* Your goal
Go through the records underneath and count the lines that include the string "title". Give nothing but the number.

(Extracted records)
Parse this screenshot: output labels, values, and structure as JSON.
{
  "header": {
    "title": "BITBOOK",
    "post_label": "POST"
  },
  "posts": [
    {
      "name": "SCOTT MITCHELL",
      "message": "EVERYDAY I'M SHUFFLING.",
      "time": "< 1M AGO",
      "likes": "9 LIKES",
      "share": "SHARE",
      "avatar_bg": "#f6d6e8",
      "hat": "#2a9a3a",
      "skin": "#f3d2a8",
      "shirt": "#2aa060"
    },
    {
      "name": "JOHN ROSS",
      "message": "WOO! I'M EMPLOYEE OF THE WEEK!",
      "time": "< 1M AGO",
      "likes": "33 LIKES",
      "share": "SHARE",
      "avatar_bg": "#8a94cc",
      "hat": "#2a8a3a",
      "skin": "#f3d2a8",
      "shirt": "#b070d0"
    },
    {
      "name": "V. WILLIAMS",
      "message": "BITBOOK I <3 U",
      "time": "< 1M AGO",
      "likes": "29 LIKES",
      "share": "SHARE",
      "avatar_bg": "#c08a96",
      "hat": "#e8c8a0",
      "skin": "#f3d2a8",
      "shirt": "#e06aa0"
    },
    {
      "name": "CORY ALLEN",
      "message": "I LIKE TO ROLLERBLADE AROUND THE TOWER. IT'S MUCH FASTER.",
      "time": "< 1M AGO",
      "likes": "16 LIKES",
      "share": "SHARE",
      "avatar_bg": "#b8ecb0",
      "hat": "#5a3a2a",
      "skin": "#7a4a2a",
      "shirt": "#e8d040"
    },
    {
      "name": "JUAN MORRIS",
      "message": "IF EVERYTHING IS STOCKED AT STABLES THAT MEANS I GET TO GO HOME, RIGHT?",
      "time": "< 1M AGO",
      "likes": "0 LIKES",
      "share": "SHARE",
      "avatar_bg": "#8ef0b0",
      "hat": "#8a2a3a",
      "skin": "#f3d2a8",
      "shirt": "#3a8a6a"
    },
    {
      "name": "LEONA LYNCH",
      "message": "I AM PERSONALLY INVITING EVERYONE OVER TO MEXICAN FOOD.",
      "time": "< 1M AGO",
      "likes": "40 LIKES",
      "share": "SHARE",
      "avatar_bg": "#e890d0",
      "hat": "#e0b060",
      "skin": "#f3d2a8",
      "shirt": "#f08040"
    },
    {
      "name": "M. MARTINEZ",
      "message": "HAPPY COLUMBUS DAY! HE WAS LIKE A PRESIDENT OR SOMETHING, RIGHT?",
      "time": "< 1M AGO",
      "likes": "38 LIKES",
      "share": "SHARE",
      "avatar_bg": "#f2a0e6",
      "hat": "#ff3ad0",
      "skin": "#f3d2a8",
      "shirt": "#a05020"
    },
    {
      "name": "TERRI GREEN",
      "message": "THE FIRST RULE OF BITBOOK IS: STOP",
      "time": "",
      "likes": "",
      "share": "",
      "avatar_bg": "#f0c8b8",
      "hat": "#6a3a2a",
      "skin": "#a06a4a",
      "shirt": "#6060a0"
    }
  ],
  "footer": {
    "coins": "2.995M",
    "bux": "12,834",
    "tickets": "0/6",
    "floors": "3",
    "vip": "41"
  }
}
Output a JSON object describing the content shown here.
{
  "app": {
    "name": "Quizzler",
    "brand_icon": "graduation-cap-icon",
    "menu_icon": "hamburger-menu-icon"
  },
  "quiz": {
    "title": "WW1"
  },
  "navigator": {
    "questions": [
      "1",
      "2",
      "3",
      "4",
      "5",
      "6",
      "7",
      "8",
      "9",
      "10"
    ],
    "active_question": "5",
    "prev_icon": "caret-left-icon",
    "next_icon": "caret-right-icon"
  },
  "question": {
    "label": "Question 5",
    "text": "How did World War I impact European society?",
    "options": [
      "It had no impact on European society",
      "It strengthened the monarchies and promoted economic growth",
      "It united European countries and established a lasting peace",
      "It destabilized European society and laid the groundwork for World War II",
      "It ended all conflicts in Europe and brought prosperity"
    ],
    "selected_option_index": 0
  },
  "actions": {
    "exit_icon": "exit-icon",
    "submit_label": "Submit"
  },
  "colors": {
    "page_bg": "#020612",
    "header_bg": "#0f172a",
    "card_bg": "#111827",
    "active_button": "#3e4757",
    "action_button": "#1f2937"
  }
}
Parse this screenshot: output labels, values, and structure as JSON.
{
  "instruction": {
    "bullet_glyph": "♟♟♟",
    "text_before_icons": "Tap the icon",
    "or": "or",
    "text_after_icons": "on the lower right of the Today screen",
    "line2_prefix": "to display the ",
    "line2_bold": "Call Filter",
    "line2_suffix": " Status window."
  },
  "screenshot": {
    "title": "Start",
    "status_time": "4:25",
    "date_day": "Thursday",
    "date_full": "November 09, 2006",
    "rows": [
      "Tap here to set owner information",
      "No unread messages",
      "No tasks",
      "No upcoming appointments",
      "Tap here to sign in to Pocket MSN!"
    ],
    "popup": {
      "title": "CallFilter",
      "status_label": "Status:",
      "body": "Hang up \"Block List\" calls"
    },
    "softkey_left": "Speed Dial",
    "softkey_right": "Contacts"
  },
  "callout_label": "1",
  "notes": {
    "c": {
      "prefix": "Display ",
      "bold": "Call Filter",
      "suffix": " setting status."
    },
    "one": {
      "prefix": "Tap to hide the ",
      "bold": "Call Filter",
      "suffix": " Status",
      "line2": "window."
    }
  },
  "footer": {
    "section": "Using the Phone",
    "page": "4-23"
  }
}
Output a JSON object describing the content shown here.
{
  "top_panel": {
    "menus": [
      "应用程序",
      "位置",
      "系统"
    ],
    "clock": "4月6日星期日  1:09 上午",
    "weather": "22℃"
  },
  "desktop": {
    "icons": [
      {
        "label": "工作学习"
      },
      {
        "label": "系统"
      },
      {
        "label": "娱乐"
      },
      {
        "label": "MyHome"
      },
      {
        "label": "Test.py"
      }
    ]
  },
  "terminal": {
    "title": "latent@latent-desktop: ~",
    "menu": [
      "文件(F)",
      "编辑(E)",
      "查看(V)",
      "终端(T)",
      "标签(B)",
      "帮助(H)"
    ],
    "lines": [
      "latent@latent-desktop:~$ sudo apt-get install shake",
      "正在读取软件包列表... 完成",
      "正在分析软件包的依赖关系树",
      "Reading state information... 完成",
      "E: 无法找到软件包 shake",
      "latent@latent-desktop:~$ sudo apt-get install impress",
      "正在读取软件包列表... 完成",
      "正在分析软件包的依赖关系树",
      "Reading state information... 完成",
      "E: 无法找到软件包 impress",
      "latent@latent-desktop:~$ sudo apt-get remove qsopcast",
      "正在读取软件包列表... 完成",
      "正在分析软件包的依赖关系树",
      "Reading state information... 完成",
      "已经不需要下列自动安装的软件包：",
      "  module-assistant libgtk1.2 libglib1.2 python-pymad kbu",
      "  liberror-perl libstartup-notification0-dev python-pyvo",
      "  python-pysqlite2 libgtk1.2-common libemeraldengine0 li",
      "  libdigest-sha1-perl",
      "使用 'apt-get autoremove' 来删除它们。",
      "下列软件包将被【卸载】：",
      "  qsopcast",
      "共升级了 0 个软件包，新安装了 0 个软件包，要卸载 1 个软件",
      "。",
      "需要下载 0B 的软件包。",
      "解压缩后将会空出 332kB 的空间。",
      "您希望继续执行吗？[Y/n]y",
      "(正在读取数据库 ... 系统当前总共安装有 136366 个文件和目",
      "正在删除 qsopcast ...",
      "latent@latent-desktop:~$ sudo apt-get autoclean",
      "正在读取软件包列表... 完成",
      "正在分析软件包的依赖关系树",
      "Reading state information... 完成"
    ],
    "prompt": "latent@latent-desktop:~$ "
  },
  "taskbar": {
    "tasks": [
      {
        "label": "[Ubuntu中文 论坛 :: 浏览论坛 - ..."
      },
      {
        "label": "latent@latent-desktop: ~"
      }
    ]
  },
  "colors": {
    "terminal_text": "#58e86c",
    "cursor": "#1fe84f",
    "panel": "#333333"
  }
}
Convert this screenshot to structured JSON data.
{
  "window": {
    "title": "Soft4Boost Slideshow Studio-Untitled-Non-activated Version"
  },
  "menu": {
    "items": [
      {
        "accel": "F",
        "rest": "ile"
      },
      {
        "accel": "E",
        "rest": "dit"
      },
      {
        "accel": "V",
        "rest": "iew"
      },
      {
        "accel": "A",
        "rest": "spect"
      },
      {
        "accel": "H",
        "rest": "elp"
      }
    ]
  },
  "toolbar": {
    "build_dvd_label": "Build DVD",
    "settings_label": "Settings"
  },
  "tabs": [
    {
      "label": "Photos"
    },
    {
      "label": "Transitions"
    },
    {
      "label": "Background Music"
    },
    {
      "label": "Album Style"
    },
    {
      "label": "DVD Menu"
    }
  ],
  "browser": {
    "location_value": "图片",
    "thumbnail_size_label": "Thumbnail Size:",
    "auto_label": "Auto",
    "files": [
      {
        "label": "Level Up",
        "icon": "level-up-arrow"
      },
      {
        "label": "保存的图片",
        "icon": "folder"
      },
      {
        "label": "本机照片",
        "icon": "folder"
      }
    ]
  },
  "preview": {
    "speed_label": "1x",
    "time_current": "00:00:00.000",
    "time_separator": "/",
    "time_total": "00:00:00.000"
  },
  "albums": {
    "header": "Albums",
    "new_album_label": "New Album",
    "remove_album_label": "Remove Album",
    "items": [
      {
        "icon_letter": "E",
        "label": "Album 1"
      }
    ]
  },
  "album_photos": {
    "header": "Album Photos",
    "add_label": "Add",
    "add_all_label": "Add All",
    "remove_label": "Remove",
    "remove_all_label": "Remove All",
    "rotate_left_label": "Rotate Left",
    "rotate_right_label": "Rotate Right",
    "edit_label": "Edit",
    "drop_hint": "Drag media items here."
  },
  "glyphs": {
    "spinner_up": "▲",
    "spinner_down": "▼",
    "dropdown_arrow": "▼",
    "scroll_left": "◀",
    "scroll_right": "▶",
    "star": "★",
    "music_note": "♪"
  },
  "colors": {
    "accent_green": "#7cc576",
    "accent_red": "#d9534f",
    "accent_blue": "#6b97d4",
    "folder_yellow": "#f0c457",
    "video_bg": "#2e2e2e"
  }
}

* Result for this task
6